§ **Study material**:
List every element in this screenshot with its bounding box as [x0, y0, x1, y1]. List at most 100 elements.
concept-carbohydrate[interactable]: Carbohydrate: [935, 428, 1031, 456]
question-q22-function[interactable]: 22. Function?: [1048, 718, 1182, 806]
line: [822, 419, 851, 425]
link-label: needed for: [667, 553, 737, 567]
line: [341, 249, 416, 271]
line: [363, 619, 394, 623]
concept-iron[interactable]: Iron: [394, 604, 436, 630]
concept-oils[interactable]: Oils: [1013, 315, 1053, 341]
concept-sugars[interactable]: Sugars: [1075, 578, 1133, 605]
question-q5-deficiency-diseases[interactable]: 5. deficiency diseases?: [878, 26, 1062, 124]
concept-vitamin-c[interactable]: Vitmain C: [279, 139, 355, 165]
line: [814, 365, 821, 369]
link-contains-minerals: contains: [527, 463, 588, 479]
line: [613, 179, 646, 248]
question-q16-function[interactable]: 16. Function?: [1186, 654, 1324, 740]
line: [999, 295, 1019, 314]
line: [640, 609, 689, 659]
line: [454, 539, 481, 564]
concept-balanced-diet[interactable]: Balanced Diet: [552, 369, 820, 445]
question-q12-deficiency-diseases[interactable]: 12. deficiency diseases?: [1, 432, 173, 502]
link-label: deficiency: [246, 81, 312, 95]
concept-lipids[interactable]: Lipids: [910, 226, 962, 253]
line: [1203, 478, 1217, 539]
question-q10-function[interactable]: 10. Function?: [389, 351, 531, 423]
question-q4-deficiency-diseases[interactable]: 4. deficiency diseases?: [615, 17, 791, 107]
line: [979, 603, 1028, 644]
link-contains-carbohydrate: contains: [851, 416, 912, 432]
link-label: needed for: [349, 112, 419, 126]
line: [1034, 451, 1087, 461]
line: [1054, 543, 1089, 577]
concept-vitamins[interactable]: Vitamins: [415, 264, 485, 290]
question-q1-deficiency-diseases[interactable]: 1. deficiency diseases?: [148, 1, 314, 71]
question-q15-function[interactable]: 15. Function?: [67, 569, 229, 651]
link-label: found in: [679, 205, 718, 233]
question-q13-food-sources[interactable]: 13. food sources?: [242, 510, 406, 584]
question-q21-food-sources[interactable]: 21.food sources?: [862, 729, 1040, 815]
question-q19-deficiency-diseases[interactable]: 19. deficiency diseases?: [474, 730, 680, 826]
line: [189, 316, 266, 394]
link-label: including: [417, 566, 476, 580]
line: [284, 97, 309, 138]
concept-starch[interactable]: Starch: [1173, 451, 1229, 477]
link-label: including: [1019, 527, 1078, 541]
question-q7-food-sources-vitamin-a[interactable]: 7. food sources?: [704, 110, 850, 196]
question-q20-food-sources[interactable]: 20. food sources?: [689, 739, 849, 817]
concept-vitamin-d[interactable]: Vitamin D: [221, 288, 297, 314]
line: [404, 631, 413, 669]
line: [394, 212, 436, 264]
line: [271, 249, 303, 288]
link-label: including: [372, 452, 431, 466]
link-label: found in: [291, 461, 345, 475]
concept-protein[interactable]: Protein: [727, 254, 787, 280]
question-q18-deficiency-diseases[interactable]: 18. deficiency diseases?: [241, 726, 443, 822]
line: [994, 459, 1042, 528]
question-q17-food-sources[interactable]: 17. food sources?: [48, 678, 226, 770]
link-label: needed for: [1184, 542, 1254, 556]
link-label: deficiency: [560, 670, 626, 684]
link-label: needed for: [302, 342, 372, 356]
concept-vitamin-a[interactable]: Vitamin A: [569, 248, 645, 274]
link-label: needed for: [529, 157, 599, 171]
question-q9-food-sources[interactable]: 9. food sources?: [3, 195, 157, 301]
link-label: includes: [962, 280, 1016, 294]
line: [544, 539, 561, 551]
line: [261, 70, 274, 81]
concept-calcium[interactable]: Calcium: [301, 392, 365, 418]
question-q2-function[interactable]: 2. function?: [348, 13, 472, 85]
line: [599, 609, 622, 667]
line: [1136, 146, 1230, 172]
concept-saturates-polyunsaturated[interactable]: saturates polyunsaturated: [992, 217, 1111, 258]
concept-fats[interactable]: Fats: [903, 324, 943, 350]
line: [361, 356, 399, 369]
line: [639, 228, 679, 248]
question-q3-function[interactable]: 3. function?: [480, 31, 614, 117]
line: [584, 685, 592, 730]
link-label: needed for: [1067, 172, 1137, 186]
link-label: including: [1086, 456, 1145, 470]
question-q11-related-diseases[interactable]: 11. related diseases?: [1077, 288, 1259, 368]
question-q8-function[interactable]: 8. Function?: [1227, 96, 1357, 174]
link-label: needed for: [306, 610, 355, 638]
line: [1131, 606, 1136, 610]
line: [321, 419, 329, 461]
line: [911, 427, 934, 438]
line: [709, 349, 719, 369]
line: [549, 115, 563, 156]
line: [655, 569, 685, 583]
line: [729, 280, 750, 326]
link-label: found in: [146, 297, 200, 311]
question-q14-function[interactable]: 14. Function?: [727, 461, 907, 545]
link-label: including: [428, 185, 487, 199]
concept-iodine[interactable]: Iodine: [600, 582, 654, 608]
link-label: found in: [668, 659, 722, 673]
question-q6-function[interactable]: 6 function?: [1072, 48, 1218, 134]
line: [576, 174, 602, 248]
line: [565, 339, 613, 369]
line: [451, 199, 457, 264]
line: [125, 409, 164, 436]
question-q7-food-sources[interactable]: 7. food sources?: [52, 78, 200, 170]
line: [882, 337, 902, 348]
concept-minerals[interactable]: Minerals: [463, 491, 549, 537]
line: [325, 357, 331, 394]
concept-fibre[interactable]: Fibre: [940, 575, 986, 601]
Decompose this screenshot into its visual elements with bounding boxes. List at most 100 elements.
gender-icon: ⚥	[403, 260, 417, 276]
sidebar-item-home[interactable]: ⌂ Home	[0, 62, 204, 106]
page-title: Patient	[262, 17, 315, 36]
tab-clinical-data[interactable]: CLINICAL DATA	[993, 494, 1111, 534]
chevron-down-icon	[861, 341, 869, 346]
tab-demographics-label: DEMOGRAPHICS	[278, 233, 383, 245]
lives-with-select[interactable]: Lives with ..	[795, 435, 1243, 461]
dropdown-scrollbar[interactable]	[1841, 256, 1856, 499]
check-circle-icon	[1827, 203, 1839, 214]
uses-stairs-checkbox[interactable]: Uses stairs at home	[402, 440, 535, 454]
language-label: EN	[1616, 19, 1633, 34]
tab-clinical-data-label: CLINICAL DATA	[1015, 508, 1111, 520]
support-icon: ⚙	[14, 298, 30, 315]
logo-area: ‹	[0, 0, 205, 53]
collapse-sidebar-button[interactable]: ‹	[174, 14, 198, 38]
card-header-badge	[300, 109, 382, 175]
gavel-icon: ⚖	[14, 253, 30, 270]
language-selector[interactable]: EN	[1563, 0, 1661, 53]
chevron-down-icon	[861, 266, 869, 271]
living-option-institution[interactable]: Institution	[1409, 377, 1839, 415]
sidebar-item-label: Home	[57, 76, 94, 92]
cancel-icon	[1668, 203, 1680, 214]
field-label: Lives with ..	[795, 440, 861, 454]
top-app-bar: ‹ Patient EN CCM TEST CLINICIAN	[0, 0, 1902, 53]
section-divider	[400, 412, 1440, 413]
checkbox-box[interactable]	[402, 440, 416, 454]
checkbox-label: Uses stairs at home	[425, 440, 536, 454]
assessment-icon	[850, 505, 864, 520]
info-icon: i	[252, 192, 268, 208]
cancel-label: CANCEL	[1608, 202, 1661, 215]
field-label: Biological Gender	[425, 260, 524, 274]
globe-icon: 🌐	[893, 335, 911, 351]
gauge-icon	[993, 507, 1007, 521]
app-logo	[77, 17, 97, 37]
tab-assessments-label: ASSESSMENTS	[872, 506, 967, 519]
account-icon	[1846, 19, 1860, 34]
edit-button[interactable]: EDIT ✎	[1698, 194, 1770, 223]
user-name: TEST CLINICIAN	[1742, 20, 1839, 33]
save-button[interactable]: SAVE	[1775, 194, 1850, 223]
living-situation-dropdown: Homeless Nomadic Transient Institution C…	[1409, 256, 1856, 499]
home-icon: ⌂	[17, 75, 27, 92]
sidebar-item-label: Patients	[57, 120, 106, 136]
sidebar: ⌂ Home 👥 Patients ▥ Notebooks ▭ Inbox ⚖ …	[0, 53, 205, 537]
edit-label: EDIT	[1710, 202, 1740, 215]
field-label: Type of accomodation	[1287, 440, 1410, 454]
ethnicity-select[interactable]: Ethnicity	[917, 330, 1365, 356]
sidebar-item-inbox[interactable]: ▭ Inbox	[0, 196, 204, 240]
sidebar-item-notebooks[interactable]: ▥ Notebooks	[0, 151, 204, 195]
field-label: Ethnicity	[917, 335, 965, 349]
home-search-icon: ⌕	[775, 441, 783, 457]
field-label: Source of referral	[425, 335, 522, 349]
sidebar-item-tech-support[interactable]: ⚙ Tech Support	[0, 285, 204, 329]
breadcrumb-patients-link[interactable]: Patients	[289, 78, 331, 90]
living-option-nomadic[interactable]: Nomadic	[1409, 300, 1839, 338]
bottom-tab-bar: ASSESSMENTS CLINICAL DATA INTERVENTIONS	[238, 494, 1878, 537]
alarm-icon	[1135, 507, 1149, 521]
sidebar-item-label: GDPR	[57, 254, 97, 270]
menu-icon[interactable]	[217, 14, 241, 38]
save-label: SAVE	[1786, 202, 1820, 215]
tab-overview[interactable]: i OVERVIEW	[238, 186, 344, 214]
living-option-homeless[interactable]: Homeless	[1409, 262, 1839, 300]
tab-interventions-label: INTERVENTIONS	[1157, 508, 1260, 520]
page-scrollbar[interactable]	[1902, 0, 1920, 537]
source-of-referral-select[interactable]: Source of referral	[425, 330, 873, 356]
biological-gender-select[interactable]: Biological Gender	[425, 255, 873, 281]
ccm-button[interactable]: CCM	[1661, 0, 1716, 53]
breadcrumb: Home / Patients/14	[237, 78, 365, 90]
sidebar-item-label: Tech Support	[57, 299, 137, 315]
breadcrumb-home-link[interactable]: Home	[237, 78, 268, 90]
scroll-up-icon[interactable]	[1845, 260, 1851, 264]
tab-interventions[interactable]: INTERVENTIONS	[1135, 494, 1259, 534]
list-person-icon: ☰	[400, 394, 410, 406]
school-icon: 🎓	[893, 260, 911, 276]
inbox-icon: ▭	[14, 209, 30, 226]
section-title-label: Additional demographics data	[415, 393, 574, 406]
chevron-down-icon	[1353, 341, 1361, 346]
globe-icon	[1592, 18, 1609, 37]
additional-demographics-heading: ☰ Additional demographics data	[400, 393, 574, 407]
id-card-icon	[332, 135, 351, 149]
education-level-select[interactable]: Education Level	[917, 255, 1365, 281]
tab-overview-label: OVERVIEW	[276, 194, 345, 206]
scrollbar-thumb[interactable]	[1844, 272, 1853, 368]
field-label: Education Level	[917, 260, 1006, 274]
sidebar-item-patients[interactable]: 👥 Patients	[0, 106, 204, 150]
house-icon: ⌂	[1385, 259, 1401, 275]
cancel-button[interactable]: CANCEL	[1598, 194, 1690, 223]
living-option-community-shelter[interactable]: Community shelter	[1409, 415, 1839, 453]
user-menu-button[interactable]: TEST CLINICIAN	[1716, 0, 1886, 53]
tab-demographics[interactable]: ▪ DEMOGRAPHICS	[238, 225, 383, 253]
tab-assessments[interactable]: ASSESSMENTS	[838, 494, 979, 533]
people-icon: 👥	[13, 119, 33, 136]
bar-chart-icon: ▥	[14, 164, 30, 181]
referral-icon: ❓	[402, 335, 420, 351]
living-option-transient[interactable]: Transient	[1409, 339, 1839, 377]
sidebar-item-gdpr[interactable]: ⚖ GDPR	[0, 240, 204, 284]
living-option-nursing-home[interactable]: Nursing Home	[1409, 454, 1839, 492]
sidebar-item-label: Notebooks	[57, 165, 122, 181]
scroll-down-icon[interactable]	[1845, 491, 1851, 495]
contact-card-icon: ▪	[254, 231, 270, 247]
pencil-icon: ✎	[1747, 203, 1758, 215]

§ **What to do**: Find the word "stairs" in the listing above, then copy each line where it turns up.

§ **Answer**:
uses-stairs-checkbox[interactable]: Uses stairs at home	[402, 440, 535, 454]
checkbox-label: Uses stairs at home	[425, 440, 536, 454]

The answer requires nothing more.